Write the material out again exactly as it stands.

◆ RECORD EXTRACTS:
>> Begin

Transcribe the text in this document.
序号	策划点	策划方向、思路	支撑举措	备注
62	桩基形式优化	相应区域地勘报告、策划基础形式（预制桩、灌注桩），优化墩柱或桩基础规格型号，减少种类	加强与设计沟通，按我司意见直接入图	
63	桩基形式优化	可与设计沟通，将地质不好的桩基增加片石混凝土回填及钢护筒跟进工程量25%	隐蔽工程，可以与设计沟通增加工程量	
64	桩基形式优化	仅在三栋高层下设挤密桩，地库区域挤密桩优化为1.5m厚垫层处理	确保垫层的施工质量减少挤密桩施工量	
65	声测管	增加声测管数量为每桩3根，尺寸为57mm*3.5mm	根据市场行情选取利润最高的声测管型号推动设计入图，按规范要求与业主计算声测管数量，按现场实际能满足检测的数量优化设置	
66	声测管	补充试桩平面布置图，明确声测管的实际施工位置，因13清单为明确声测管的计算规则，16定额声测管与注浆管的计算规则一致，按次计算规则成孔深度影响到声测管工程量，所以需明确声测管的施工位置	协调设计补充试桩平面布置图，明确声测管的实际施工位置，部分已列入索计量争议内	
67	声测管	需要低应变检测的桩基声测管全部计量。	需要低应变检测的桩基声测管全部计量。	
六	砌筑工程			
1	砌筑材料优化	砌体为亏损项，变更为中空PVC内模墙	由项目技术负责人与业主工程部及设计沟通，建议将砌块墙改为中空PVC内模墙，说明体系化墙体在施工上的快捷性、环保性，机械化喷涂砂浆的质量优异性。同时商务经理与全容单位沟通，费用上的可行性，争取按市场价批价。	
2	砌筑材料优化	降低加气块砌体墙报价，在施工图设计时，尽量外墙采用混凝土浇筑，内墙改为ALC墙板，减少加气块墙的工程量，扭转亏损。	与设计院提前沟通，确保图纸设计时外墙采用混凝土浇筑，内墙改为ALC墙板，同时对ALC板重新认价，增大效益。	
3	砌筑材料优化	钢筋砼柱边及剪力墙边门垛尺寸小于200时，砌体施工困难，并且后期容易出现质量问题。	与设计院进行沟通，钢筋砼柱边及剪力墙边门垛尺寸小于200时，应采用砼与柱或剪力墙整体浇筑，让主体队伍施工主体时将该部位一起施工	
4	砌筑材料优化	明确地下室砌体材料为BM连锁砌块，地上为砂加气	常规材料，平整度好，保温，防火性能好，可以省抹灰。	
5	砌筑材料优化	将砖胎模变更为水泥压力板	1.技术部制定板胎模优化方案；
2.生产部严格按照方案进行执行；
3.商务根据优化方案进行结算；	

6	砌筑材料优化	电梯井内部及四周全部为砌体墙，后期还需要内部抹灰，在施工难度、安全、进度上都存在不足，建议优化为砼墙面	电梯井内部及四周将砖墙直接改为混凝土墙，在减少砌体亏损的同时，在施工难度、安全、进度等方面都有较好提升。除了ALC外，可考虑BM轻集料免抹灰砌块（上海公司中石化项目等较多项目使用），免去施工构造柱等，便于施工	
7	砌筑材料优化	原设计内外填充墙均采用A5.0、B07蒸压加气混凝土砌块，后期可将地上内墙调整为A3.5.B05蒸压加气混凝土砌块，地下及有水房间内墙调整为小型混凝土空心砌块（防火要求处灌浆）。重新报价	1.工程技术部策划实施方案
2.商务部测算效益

>> End

◆ EXPECTED ANSWER:
Transcribe the text in this document.
序号	策划点	策划方向、思路	支撑举措	备注
62	桩基形式优化	相应区域地勘报告、策划基础形式（预制桩、灌注桩），优化墩柱或桩基础规格型号，减少种类	加强与设计沟通，按我司意见直接入图	
63	桩基形式优化	可与设计沟通，将地质不好的桩基增加片石混凝土回填及钢护筒跟进工程量25%	隐蔽工程，可以与设计沟通增加工程量	
64	桩基形式优化	仅在三栋高层下设挤密桩，地库区域挤密桩优化为1.5m厚垫层处理	确保垫层的施工质量减少挤密桩施工量	
65	声测管	增加声测管数量为每桩3根，尺寸为57mm*3.5mm	根据市场行情选取利润最高的声测管型号推动设计入图，按规范要求与业主计算声测管数量，按现场实际能满足检测的数量优化设置	
66	声测管	补充试桩平面布置图，明确声测管的实际施工位置，因13清单为明确声测管的计算规则，16定额声测管与注浆管的计算规则一致，按次计算规则成孔深度影响到声测管工程量，所以需明确声测管的施工位置	协调设计补充试桩平面布置图，明确声测管的实际施工位置，部分已列入索计量争议内	
67	声测管	需要低应变检测的桩基声测管全部计量。	需要低应变检测的桩基声测管全部计量。	
六	砌筑工程			
1	砌筑材料优化	砌体为亏损项，变更为中空PVC内模墙	由项目技术负责人与业主工程部及设计沟通，建议将砌块墙改为中空PVC内模墙，说明体系化墙体在施工上的快捷性、环保性，机械化喷涂砂浆的质量优异性。同时商务经理与全容单位沟通，费用上的可行性，争取按市场价批价。	
2	砌筑材料优化	降低加气块砌体墙报价，在施工图设计时，尽量外墙采用混凝土浇筑，内墙改为ALC墙板，减少加气块墙的工程量，扭转亏损。	与设计院提前沟通，确保图纸设计时外墙采用混凝土浇筑，内墙改为ALC墙板，同时对ALC板重新认价，增大效益。	
3	砌筑材料优化	钢筋砼柱边及剪力墙边门垛尺寸小于200时，砌体施工困难，并且后期容易出现质量问题。	与设计院进行沟通，钢筋砼柱边及剪力墙边门垛尺寸小于200时，应采用砼与柱或剪力墙整体浇筑，让主体队伍施工主体时将该部位一起施工	
4	砌筑材料优化	明确地下室砌体材料为BM连锁砌块，地上为砂加气	常规材料，平整度好，保温，防火性能好，可以省抹灰。	
5	砌筑材料优化	将砖胎模变更为水泥压力板	1.技术部制定板胎模优化方案；
2.生产部严格按照方案进行执行；
3.商务根据优化方案进行结算；	

6	砌筑材料优化	电梯井内部及四周全部为砌体墙，后期还需要内部抹灰，在施工难度、安全、进度上都存在不足，建议优化为砼墙面	电梯井内部及四周将砖墙直接改为混凝土墙，在减少砌体亏损的同时，在施工难度、安全、进度等方面都有较好提升。除了ALC外，可考虑BM轻集料免抹灰砌块（上海公司中石化项目等较多项目使用），免去施工构造柱等，便于施工	
7	砌筑材料优化	原设计内外填充墙均采用A5.0、B07蒸压加气混凝土砌块，后期可将地上内墙调整为A3.5.B05蒸压加气混凝土砌块，地下及有水房间内墙调整为小型混凝土空心砌块（防火要求处灌浆）。重新报价	1.工程技术部策划实施方案
2.商务部测算效益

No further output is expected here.